Saved entries
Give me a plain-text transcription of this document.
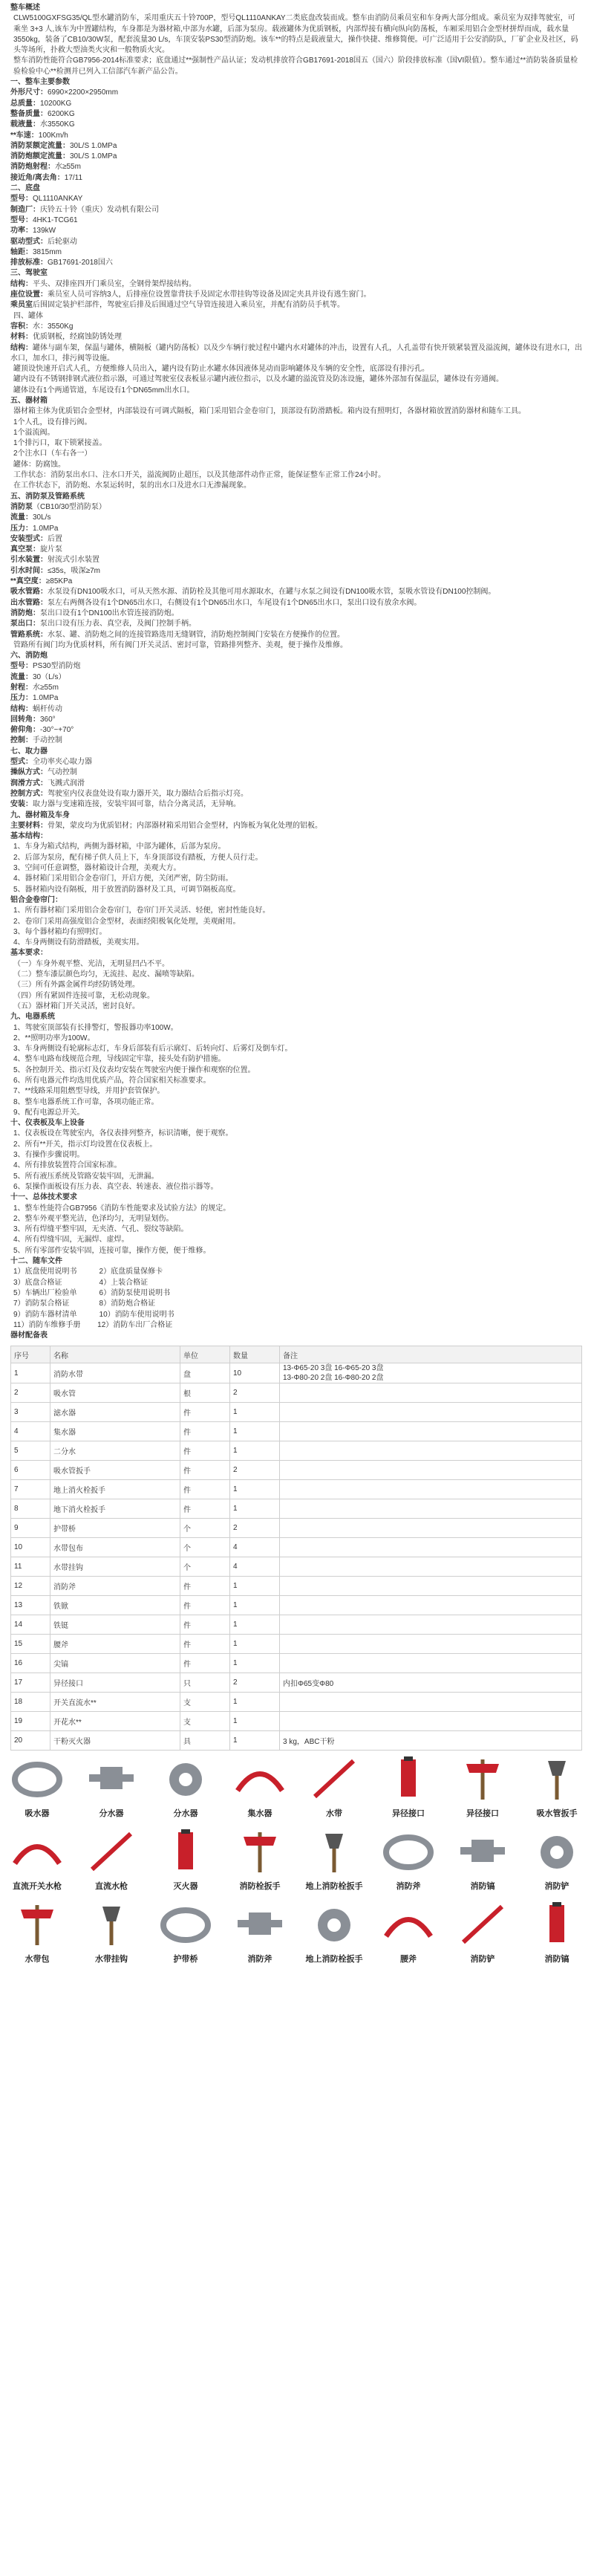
整车概述

CLW5100GXFSG35/QL型水罐消防车，采用重庆五十铃700P，型号QL1110ANKAY二类底盘改装而成。整车由消防员乘员室和车身两大部分组成。乘员室为双排驾驶室，可乘坐 3+3 人,该车为中置罐结构，车身都是为器材箱,中部为水罐，后部为泵房。载液罐体为优质钢板，内部焊接有横向纵向防荡板，车厢采用铝合金型材拼焊而成，载水量3550kg，装备了CB10/30W泵，配套流量30 L/s，车顶安装PS30型消防炮。该车**的特点是载液量大，操作快捷、维修简便。可广泛适用于公安消防队，厂矿企业及社区，码头等场所，扑救大型油类火灾和一般物质火灾。

整车消防性能符合GB7956-2014标准要求；底盘通过**强制性产品认证；发动机排放符合GB17691-2018国五（国六）阶段排放标准（国VI限值）。整车通过**消防装备质量检验检验中心**检测并已列入工信部汽车新产品公告。

一、整车主要参数

外形尺寸：6990×2200×2950mm

总质量：10200KG

整备质量：6200KG

载液量：水3550KG

**车速：100Km/h

消防泵额定流量：30L/S 1.0MPa

消防炮额定流量：30L/S 1.0MPa

消防炮射程：水≥55m

接近角/离去角：17/11

二、底盘

型号：QL1110ANKAY

制造厂：庆铃五十铃（重庆）发动机有限公司

型号：4HK1-TCG61

功率：139kW

驱动型式：后轮驱动

轴距：3815mm

排放标准：GB17691-2018国六

三、驾驶室

结构：平头、双排座四开门乘员室，全钢骨架焊接结构。

座位设置：乘员室人员可容纳3人，后排座位设置靠背扶手及固定水带挂钩等设备及固定夹具并设有逃生窗门。

乘员室后围固定装护栏部件，驾驶室后排及后围通过空气导管连接进入乘员室，并配有消防员手机等。

四、罐体

容积：水：3550Kg

材料：优质钢板，经腐蚀防锈处理

结构：罐体与副车架，保温与罐体，横隔板（罐内防荡板）以及少车辆行驶过程中罐内水对罐体的冲击，设置有人孔，人孔盖带有快开锁紧装置及溢流阀，罐体设有进水口，出水口，加水口，排污阀等设施。

罐顶设快速开启式人孔，方便维修人员出入，罐内设有防止水罐水体因液体晃动而影响罐体及车辆的安全性，底部设有排污孔。

罐内设有不锈钢排钢式液位指示器，可通过驾驶室仪表板显示罐内液位指示，以及水罐的溢流管及防冻设施，罐体外部加有保温层，罐体设有旁通阀。

罐体设有1个两通管道，车尾设有1个DN65mm出水口。

五、器材箱

器材箱主体为优质铝合金型材，内部装设有可调式隔板，箱门采用铝合金卷帘门，顶部设有防滑踏板。箱内设有照明灯，各器材箱放置消防器材和随车工具。

1个人孔，设有排污阀。

1个溢流阀。

1个排污口，取下锁紧接盖。

2个注水口（车右各一）

罐体：防腐蚀。

工作状态：消防泵出水口、注水口开关，溢流阀防止超压，以及其他部件动作正常，能保证整车正常工作24小时。

在工作状态下，消防炮、水泵运转时，泵的出水口及进水口无渗漏现象。

五、消防泵及管路系统

消防泵（CB10/30型消防泵）

流量：30L/s

压力：1.0MPa

安装型式：后置

真空泵：旋片泵

引水装置：射流式引水装置

引水时间：≤35s，吸深≥7m

**真空度：≥85KPa

吸水管路：水泵设有DN100吸水口，可从天然水源、消防栓及其他可用水源取水，在罐与水泵之间设有DN100吸水管，泵吸水管设有DN100控制阀。

出水管路：泵左右两侧各设有1个DN65出水口，右侧设有1个DN65出水口，车尾设有1个DN65出水口，泵出口设有放余水阀。

消防炮：泵出口设有1个DN100出水管连接消防炮。

泵出口：泵出口设有压力表、真空表，及阀门控制手柄。

管路系统：水泵、罐、消防炮之间的连接管路选用无缝钢管，消防炮控制阀门安装在方便操作的位置。

管路所有阀门均为优质材料，所有阀门开关灵活、密封可靠，管路排列整齐、美观，便于操作及维修。

六、消防炮

型号：PS30型消防炮

流量：30（L/s）

射程：水≥55m

压力：1.0MPa

结构：蜗杆传动

回转角：360°

俯仰角：-30°~+70°

控制：手动控制

七、取力器

型式：全功率夹心取力器

操纵方式：气动控制

润滑方式：飞溅式润滑

控制方式：驾驶室内仪表盘处设有取力器开关，取力器结合后指示灯亮。

安装：取力器与变速箱连接，安装牢固可靠，结合分离灵活，无异响。

九、器材箱及车身

主要材料：骨架，蒙皮均为优质铝材；内部器材箱采用铝合金型材，内饰板为氧化处理的铝板。

基本结构：

1、车身为箱式结构，两侧为器材箱，中部为罐体，后部为泵房。

2、后部为泵房，配有梯子供人员上下，车身顶部设有踏板，方便人员行走。

3、空间可任意调整，器材箱设计合理，美观大方。

4、器材箱门采用铝合金卷帘门，开启方便，关闭严密，防尘防雨。

5、器材箱内设有隔板，用于放置消防器材及工具，可调节隔板高度。

铝合金卷帘门：

1、所有器材箱门采用铝合金卷帘门，卷帘门开关灵活、轻便，密封性能良好。

2、卷帘门采用高强度铝合金型材，表面经阳极氧化处理，美观耐用。

3、每个器材箱均有照明灯。

4、车身两侧设有防滑踏板，美观实用。

基本要求：

（一）车身外观平整、光洁，无明显凹凸不平。

（二）整车漆层颜色均匀，无流挂、起皮、漏喷等缺陷。

（三）所有外露金属件均经防锈处理。

（四）所有紧固件连接可靠，无松动现象。

（五）器材箱门开关灵活，密封良好。

九、电器系统

1、驾驶室顶部装有长排警灯，警报器功率100W。

2、**照明功率为100W。

3、车身两侧设有轮廓标志灯，车身后部装有后示廓灯、后转向灯、后雾灯及倒车灯。

4、整车电路布线规范合理，导线固定牢靠，接头处有防护措施。

5、各控制开关、指示灯及仪表均安装在驾驶室内便于操作和观察的位置。

6、所有电器元件均选用优质产品，符合国家相关标准要求。

7、**线路采用阻燃型导线，并用护套管保护。

8、整车电器系统工作可靠，各项功能正常。

9、配有电源总开关。

十、仪表板及车上设备

1、仪表板设在驾驶室内，各仪表排列整齐，标识清晰，便于观察。

2、所有**开关，指示灯均设置在仪表板上。

3、有操作步骤说明。

4、所有排放装置符合国家标准。

5、所有液压系统及管路安装牢固，无泄漏。

6、泵操作面板设有压力表、真空表、转速表、液位指示器等。

十一、总体技术要求

1、整车性能符合GB7956《消防车性能要求及试验方法》的规定。

2、整车外观平整光洁，色泽均匀，无明显划伤。

3、所有焊缝平整牢固，无夹渣、气孔、裂纹等缺陷。

4、所有焊缝牢固，无漏焊、虚焊。

5、所有零部件安装牢固，连接可靠，操作方便，便于维修。

十二、随车文件

1）底盘使用说明书　　　2）底盘质量保修卡

3）底盘合格证　　　　　4）上装合格证

5）车辆出厂检验单　　　6）消防泵使用说明书

7）消防泵合格证　　　　8）消防炮合格证

9）消防车器材清单　　　10）消防车使用说明书

11）消防车维修手册　　 12）消防车出厂合格证

器材配备表

序号	名称	单位	数量	备注
1	消防水带	盘	10	13-Φ65-20 3盘 16-Φ65-20 3盘
13-Φ80-20 2盘 16-Φ80-20 2盘
2	吸水管	根	2	
3	滤水器	件	1	
4	集水器	件	1	
5	二分水	件	1	
6	吸水管扳手	件	2	
7	地上消火栓扳手	件	1	
8	地下消火栓扳手	件	1	
9	护带桥	个	2	
10	水带包布	个	4	
11	水带挂钩	个	4	
12	消防斧	件	1	
13	铁锨	件	1	
14	铁铤	件	1	
15	腰斧	件	1	
16	尖镐	件	1	
17	异径接口	只	2	内扣Φ65变Φ80
18	开关直流水**	支	1	
19	开花水**	支	1	
20	干粉灭火器	具	1	3 kg，ABC干粉
吸水器	分水器	分水器	集水器	水带	异径接口	异径接口	吸水管扳手
直流开关水枪	直流水枪	灭火器	消防栓扳手	地上消防栓扳手	消防斧	消防镐	消防铲
水带包	水带挂钩	护带桥	消防斧	地上消防栓扳手	腰斧	消防铲	消防镐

* **TASK GOAL**
Filter the data for the string "异径接口" and copy every line that has it.

* **TASK RESPONSE**
17	异径接口	只	2	内扣Φ65变Φ80
吸水器	分水器	分水器	集水器	水带	异径接口	异径接口	吸水管扳手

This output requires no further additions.